STATED EXERCISE:
Report each line of the data below that contains the string "figure", copying the whole line. Case counts when matching.

Saved entries:
____________

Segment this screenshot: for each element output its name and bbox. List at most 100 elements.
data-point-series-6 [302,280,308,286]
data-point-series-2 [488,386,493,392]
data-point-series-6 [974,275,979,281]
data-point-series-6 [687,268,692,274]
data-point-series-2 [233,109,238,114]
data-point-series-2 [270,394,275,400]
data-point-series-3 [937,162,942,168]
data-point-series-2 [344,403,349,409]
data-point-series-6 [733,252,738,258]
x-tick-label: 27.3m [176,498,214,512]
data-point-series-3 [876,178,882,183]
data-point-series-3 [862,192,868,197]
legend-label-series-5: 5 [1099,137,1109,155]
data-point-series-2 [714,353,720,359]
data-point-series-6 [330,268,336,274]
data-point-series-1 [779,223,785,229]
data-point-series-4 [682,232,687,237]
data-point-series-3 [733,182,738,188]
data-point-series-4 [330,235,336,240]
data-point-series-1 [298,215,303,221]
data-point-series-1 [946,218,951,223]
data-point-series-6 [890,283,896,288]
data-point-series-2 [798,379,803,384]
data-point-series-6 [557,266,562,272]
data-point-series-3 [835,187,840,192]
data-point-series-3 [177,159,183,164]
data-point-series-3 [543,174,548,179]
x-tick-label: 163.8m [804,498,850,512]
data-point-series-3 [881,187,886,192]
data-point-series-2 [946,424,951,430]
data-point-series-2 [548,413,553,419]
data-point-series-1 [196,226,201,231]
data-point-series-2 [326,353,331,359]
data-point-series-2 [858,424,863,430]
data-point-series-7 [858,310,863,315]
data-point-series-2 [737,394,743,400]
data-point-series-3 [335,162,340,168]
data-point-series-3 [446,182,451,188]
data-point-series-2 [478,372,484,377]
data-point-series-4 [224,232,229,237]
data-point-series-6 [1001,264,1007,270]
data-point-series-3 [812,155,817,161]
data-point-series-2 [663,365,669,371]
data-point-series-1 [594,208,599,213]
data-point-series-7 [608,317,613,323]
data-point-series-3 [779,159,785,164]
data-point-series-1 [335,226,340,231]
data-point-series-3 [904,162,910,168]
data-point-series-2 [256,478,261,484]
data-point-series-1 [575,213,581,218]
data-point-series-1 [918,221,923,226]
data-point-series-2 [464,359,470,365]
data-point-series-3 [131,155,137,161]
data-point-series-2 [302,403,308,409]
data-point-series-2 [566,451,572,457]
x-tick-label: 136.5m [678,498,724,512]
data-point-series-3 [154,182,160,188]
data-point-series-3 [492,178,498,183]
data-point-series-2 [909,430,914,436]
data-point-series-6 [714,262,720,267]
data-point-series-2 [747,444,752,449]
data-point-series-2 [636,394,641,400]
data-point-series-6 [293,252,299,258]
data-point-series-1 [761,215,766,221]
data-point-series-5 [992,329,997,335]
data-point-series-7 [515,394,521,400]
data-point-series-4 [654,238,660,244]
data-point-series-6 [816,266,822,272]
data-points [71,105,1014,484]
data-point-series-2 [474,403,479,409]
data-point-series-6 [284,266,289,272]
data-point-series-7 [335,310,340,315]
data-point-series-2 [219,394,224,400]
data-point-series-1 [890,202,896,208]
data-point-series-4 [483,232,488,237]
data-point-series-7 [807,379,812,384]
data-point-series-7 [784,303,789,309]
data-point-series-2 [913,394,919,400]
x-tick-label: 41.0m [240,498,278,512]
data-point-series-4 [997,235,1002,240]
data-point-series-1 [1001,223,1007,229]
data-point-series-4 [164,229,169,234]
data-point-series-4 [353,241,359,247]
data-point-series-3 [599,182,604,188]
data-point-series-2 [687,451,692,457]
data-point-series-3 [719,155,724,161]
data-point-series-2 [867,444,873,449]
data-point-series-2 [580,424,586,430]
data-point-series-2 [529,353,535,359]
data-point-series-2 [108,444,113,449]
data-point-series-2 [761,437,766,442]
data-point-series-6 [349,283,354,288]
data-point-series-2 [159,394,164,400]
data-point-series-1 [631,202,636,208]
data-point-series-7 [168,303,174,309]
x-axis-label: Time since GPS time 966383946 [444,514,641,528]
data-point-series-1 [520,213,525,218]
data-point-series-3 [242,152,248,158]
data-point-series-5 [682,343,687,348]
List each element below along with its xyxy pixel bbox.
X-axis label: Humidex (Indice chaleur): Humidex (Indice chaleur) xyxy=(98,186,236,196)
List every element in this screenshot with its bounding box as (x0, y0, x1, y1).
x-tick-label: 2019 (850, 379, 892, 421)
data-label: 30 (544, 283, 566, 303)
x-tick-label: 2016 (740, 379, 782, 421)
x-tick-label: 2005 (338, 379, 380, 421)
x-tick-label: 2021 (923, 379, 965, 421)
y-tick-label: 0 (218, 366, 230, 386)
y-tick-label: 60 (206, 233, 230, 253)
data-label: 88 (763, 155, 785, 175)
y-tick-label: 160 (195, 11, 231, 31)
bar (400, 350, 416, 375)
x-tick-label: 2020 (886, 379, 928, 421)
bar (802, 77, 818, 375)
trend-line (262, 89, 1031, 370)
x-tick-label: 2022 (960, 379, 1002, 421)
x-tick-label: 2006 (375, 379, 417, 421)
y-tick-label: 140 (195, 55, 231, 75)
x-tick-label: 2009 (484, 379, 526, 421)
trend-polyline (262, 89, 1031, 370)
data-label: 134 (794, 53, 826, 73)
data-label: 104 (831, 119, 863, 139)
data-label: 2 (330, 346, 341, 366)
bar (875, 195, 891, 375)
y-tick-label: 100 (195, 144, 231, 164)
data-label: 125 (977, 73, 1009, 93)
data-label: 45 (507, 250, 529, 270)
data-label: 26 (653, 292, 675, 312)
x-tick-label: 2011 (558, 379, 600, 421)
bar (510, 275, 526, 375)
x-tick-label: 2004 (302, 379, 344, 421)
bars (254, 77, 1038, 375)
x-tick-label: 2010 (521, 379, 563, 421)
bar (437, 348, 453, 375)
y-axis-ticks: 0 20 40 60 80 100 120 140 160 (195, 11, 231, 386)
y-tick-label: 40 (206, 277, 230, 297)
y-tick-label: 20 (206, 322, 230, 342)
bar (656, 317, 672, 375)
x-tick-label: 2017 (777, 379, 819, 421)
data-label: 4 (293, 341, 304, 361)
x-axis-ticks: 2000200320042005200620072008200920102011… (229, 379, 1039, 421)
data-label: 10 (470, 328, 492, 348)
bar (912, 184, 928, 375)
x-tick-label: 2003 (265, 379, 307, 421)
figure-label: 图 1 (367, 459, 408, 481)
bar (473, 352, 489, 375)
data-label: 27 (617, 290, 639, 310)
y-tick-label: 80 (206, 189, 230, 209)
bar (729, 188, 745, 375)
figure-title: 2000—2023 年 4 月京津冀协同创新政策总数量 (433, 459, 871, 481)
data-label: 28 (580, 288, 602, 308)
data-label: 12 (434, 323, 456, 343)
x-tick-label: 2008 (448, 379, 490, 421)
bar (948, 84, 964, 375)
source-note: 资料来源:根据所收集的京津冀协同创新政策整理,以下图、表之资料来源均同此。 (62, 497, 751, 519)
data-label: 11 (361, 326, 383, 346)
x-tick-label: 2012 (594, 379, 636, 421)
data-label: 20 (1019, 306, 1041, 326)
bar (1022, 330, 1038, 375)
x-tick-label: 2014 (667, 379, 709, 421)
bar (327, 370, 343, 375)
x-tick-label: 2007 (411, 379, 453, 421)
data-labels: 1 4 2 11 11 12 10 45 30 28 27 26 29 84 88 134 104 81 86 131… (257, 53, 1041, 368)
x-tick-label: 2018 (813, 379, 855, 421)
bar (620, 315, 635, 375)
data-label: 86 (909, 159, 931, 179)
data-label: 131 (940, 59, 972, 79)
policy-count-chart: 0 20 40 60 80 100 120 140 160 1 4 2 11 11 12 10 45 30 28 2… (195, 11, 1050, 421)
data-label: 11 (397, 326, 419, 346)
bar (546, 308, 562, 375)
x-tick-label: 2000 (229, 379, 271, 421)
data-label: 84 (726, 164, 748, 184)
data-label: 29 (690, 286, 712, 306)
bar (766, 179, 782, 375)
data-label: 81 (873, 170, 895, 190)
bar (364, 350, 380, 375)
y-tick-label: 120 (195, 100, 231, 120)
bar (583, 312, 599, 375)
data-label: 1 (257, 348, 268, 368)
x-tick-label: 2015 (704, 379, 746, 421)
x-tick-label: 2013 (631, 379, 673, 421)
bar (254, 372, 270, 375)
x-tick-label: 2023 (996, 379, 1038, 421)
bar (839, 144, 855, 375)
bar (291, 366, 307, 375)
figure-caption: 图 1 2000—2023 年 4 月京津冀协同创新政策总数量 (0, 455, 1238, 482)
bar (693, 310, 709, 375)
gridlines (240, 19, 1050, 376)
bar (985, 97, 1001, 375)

____________

ANSWER TO THE EXERCISE:
figure-label: 图 1 (367, 459, 408, 481)
figure-title: 2000—2023 年 4 月京津冀协同创新政策总数量 (433, 459, 871, 481)
figure-caption: 图 1 2000—2023 年 4 月京津冀协同创新政策总数量 (0, 455, 1238, 482)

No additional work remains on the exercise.